Set problem
Tally every line of the material that includes "слой", then give the tally and nothing else.

Stored items

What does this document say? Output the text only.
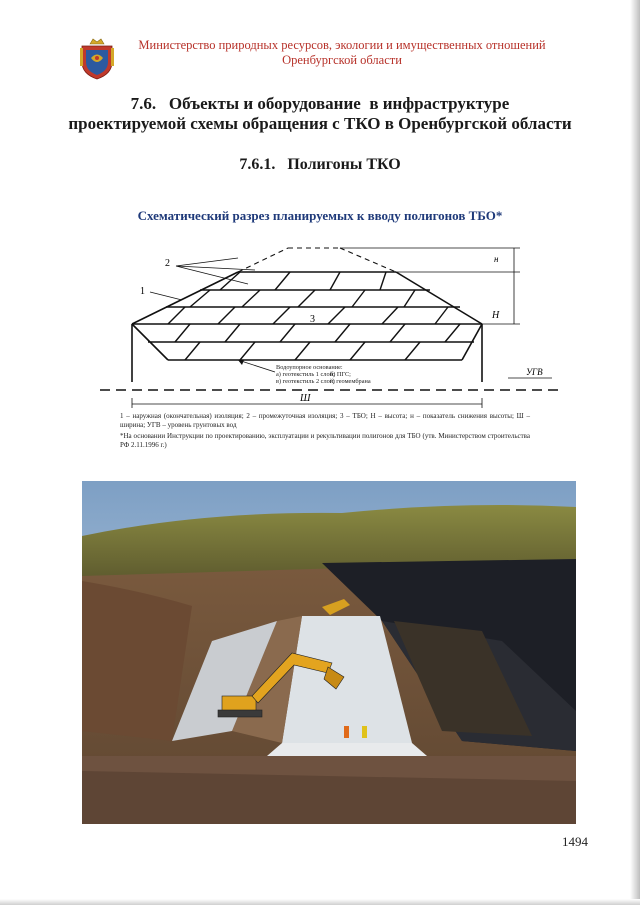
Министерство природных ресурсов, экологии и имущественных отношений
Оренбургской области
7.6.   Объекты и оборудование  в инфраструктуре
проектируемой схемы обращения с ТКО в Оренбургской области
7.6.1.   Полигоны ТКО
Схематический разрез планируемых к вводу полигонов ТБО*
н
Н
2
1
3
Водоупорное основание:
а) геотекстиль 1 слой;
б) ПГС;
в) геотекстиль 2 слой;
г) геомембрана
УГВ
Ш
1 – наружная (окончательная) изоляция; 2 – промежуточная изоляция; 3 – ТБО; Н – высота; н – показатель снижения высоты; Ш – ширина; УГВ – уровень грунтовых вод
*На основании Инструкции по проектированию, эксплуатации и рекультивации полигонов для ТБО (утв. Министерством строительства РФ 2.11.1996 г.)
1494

Task solution
2